Ana SayfaGÜNÜN YAZILARIUnutamadığım o enstantane

Unutamadığım o enstantane

Bütün dünya, yaklaşık on gündür New York’taki Columbia Üniversitesinde başlayıp ABD’nin dört bir tarafındaki yüze yakın dünyaca itibarlı üniversiteye yayılan öğrenci eylemlerini konuşuyor. Birçok bakımdan öğretici dersler barındıran bu eylemlerden bir enstantane var ki, günlerdir aklımdan gitmiyor. Hayatın bana yıllar önce öğrettiği iki gerçekle birebir uyumlu bir enstantane bu... Üniversite bahçesinde İsrail’in Filistinlilere karşı özellikle Gazze’de gerçekleştirdiği kıyımı ve savaş suçlarını protesto eden gençlere müdahale eden Amerikan güvenlik güçleri içerisinden bir siyahi polisin protestocu bir öğrenciye uyguladığı şiddetin görüntüsü...

Hayat tecrübem gücün, iktidarın istismara ve kötüye kullanıma son derece açık olduğunu binlerce kez görmeyi mümkün kılan sahneler barındırıyor ve bu meyanda, kendisini bir otoritenin emrine tâbi kılıp o otoritenin emriyle şiddet uygulamaya hazır hiçbir topluluğa, meslek grubuna ve kişiye güvenmeme gibi bir tutumu benimsemiş olarak yaşıyorum. Sözünü ettiğim görüntü ise, bu tutumu doğrulamanın ötesinde, bir öğretici ders daha barındırıyor: mağduriyet yaşayan bir kesimden gelmenin insanı otomatik biçimde gadredenin karşısında kılmadığının, bir kötü muamele görmenin bizi kaçınılmaz surette iyilikten taraf yapmadığının, empati ve duyarlılık için daha fazlasının gerektiği dersini…

Aslında bu ders 7 Ekim’den bu yana defalarca verildi.

####################

# Görev
Öğrenci eylemleri üzerine yazıdaki "Bütün dünya, yaklaşık" ifadesinden "uyguladığı şiddetin görüntüsü..." ifadesine kadar olan bölümü kelimesi kelimesine aktarır mısınız?

# Veri Bölümü

####################

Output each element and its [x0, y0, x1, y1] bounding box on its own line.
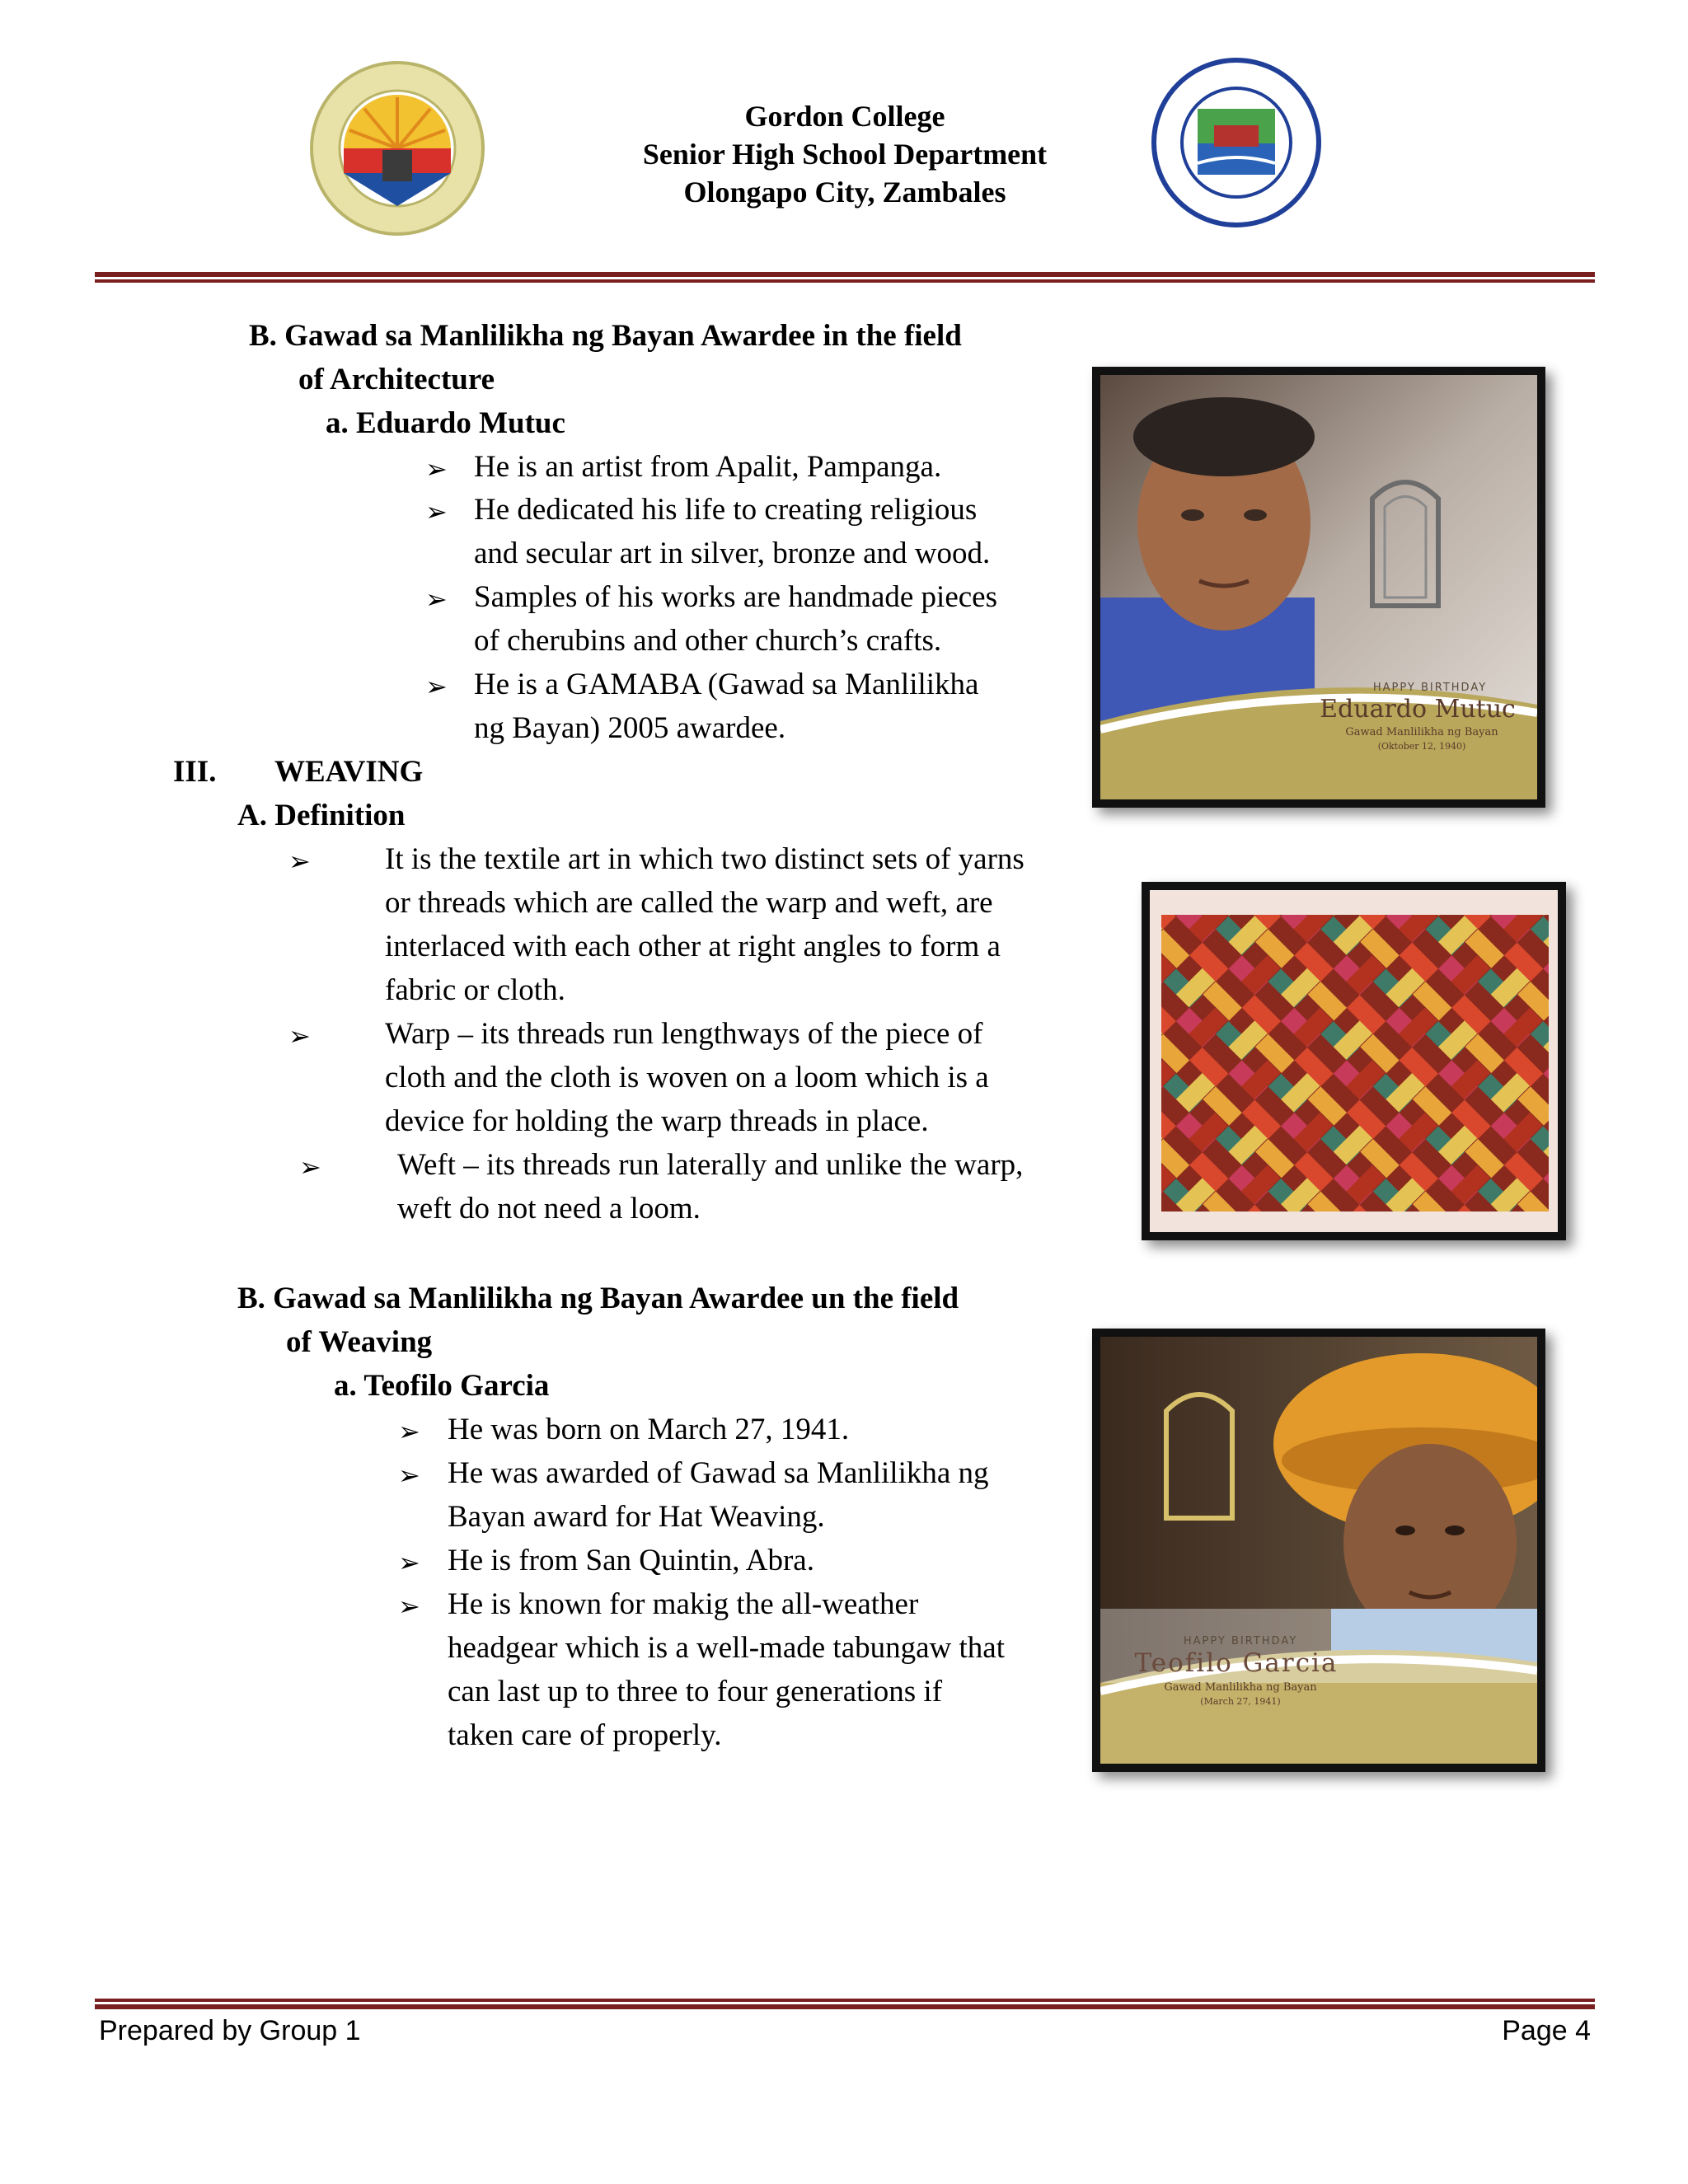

####################

# Göreve Yanıt
Bütün dünya, yaklaşık on gündür New York’taki Columbia Üniversitesinde başlayıp ABD’nin dört bir tarafındaki yüze yakın dünyaca itibarlı üniversiteye yayılan öğrenci eylemlerini konuşuyor. Birçok bakımdan öğretici dersler barındıran bu eylemlerden bir enstantane var ki, günlerdir aklımdan gitmiyor. Hayatın bana yıllar önce öğrettiği iki gerçekle birebir uyumlu bir enstantane bu... Üniversite bahçesinde İsrail’in Filistinlilere karşı özellikle Gazze’de gerçekleştirdiği kıyımı ve savaş suçlarını protesto eden gençlere müdahale eden Amerikan güvenlik güçleri içerisinden bir siyahi polisin protestocu bir öğrenciye uyguladığı şiddetin görüntüsü...